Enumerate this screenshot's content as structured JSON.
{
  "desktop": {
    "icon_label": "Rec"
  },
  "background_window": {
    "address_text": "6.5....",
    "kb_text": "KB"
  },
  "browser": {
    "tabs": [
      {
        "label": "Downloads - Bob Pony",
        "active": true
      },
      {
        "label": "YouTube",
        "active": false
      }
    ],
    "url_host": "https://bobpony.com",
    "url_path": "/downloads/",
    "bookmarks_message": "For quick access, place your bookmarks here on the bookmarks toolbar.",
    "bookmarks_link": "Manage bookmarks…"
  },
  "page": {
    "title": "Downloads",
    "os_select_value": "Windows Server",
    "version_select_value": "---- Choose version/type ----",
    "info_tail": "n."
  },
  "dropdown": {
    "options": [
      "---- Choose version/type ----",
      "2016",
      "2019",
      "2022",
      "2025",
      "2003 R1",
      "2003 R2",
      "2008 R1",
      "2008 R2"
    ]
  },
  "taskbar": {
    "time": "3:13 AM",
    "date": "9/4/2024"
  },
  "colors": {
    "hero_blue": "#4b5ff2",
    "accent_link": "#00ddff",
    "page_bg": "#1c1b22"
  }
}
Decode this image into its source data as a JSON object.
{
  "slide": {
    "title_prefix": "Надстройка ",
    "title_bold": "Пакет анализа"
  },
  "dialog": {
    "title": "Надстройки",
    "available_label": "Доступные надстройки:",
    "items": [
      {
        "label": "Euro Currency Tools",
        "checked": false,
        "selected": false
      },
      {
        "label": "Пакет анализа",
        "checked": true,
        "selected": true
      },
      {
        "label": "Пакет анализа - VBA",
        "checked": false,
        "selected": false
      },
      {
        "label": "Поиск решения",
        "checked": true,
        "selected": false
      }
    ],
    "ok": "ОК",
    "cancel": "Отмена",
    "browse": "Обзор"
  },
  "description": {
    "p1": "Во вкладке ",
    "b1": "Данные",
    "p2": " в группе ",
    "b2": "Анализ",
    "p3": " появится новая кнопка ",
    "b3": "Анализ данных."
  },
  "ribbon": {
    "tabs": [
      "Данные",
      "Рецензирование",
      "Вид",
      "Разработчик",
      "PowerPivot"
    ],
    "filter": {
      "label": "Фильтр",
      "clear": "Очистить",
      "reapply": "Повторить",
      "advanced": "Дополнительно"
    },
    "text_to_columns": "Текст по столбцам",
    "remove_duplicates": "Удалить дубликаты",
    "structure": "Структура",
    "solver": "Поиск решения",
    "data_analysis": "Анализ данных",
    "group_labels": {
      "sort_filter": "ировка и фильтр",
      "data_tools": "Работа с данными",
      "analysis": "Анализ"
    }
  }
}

**Required task**. Write down the full listing again, exactly.

**Result**.
Enumerate this screenshot's content as structured JSON.
{
  "desktop": {
    "icon_label": "Rec"
  },
  "background_window": {
    "address_text": "6.5....",
    "kb_text": "KB"
  },
  "browser": {
    "tabs": [
      {
        "label": "Downloads - Bob Pony",
        "active": true
      },
      {
        "label": "YouTube",
        "active": false
      }
    ],
    "url_host": "https://bobpony.com",
    "url_path": "/downloads/",
    "bookmarks_message": "For quick access, place your bookmarks here on the bookmarks toolbar.",
    "bookmarks_link": "Manage bookmarks…"
  },
  "page": {
    "title": "Downloads",
    "os_select_value": "Windows Server",
    "version_select_value": "---- Choose version/type ----",
    "info_tail": "n."
  },
  "dropdown": {
    "options": [
      "---- Choose version/type ----",
      "2016",
      "2019",
      "2022",
      "2025",
      "2003 R1",
      "2003 R2",
      "2008 R1",
      "2008 R2"
    ]
  },
  "taskbar": {
    "time": "3:13 AM",
    "date": "9/4/2024"
  },
  "colors": {
    "hero_blue": "#4b5ff2",
    "accent_link": "#00ddff",
    "page_bg": "#1c1b22"
  }
}
Decode this image into its source data as a JSON object.
{
  "slide": {
    "title_prefix": "Надстройка ",
    "title_bold": "Пакет анализа"
  },
  "dialog": {
    "title": "Надстройки",
    "available_label": "Доступные надстройки:",
    "items": [
      {
        "label": "Euro Currency Tools",
        "checked": false,
        "selected": false
      },
      {
        "label": "Пакет анализа",
        "checked": true,
        "selected": true
      },
      {
        "label": "Пакет анализа - VBA",
        "checked": false,
        "selected": false
      },
      {
        "label": "Поиск решения",
        "checked": true,
        "selected": false
      }
    ],
    "ok": "ОК",
    "cancel": "Отмена",
    "browse": "Обзор"
  },
  "description": {
    "p1": "Во вкладке ",
    "b1": "Данные",
    "p2": " в группе ",
    "b2": "Анализ",
    "p3": " появится новая кнопка ",
    "b3": "Анализ данных."
  },
  "ribbon": {
    "tabs": [
      "Данные",
      "Рецензирование",
      "Вид",
      "Разработчик",
      "PowerPivot"
    ],
    "filter": {
      "label": "Фильтр",
      "clear": "Очистить",
      "reapply": "Повторить",
      "advanced": "Дополнительно"
    },
    "text_to_columns": "Текст по столбцам",
    "remove_duplicates": "Удалить дубликаты",
    "structure": "Структура",
    "solver": "Поиск решения",
    "data_analysis": "Анализ данных",
    "group_labels": {
      "sort_filter": "ировка и фильтр",
      "data_tools": "Работа с данными",
      "analysis": "Анализ"
    }
  }
}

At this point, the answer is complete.